_Short task_
Filter out everything except lines holding "source".

_Rows from a figure dataset_
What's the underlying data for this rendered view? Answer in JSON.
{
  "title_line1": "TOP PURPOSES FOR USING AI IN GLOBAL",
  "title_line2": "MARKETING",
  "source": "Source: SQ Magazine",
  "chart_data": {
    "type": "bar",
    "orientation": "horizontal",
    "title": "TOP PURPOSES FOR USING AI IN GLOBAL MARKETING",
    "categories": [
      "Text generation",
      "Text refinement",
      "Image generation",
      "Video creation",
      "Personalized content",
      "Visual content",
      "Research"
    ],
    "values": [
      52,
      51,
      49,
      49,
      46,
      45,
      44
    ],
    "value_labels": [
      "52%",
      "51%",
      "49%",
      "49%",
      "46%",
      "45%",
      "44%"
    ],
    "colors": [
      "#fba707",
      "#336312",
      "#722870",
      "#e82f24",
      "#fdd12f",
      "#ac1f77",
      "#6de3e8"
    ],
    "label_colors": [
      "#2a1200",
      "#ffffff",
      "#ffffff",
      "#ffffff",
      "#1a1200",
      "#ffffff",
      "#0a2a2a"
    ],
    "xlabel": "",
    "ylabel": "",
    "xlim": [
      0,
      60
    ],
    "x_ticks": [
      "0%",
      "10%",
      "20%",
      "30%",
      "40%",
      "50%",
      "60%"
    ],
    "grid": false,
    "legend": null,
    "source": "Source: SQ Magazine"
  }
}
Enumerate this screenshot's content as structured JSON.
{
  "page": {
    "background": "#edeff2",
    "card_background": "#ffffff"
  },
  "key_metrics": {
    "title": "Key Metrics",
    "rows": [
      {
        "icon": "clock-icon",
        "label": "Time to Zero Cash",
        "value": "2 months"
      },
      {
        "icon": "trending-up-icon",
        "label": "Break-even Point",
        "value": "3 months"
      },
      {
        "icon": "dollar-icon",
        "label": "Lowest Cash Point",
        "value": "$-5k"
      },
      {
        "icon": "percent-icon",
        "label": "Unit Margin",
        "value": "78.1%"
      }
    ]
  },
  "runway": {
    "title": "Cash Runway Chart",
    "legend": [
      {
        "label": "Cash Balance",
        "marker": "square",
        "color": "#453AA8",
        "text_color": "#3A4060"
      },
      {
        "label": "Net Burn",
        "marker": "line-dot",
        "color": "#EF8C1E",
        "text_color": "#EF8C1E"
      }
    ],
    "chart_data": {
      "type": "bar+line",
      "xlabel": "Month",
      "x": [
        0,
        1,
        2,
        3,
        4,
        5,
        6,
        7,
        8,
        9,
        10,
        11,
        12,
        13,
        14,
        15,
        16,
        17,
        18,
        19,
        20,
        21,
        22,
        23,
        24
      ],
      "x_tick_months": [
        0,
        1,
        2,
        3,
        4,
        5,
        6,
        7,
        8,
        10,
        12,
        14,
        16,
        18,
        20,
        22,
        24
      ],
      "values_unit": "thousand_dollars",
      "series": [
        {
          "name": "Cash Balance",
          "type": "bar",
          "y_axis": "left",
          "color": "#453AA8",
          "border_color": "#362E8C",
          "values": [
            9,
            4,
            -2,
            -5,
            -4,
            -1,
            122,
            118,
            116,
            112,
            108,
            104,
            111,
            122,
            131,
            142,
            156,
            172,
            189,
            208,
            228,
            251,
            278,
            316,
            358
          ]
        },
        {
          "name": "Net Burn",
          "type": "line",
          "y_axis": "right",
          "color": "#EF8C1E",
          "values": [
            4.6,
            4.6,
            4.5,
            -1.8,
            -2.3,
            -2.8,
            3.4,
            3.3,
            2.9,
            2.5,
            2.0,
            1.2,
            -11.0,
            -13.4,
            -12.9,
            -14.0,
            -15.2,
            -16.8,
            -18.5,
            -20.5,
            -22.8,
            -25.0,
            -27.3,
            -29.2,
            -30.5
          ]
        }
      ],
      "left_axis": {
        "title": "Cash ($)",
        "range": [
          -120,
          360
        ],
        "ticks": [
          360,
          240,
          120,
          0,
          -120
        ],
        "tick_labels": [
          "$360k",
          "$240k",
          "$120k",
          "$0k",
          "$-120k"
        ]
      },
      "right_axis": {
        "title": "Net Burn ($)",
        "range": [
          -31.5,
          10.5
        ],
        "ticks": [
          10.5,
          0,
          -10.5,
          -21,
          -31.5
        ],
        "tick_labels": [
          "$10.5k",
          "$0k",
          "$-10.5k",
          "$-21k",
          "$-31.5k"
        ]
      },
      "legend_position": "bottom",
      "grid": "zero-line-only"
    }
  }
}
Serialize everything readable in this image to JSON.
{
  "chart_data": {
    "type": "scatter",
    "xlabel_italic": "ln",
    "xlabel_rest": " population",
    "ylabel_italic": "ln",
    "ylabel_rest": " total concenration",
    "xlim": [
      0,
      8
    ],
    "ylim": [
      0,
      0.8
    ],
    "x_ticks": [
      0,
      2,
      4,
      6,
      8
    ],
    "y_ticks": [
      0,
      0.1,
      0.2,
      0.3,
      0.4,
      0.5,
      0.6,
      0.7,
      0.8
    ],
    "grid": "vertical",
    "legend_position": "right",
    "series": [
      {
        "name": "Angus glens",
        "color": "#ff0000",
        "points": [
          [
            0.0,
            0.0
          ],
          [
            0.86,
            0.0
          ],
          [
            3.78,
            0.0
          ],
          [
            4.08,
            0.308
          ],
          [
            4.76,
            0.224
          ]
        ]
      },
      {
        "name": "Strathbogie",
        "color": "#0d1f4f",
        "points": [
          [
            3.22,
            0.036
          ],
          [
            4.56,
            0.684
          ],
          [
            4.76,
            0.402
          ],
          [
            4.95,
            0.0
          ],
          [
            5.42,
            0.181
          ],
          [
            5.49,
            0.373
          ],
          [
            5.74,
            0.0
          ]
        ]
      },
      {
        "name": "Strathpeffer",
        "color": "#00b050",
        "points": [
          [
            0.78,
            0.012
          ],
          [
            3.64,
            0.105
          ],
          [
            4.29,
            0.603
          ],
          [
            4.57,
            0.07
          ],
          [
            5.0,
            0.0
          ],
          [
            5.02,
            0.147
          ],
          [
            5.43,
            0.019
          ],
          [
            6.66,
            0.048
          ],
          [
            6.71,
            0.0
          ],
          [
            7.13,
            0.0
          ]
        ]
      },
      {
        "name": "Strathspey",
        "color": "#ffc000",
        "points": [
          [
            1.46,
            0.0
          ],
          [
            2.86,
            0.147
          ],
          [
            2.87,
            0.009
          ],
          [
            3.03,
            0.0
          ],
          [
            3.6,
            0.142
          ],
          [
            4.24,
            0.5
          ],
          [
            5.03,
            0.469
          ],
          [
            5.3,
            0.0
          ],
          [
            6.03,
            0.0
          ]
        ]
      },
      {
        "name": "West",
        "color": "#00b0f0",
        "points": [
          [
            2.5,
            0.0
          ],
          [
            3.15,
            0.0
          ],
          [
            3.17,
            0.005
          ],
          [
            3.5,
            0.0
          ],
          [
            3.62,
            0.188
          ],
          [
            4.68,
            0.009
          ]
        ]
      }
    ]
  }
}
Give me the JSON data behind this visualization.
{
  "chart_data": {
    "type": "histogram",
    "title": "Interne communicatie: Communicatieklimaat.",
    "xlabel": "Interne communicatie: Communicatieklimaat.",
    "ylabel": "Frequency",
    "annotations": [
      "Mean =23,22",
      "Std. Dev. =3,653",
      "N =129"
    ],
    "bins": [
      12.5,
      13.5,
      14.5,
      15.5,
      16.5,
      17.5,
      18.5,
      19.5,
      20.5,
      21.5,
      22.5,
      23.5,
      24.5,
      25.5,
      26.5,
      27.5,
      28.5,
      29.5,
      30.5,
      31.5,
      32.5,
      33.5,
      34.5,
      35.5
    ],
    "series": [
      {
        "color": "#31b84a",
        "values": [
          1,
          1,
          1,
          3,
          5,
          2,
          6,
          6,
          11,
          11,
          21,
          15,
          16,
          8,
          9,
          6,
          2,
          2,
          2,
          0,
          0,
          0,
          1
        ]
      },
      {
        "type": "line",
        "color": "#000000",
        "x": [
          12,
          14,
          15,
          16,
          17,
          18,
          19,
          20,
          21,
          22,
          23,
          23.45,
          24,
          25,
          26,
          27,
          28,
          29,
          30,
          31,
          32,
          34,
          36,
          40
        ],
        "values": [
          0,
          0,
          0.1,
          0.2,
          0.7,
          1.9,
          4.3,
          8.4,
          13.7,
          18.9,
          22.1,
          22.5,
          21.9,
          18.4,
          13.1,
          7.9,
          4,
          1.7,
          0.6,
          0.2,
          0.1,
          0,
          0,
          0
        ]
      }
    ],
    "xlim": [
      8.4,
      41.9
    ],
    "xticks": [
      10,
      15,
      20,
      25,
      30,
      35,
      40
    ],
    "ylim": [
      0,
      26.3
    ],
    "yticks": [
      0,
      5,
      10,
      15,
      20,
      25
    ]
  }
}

_Exercise solution_
  "source": "Source: SQ Magazine",
    "source": "Source: SQ Magazine"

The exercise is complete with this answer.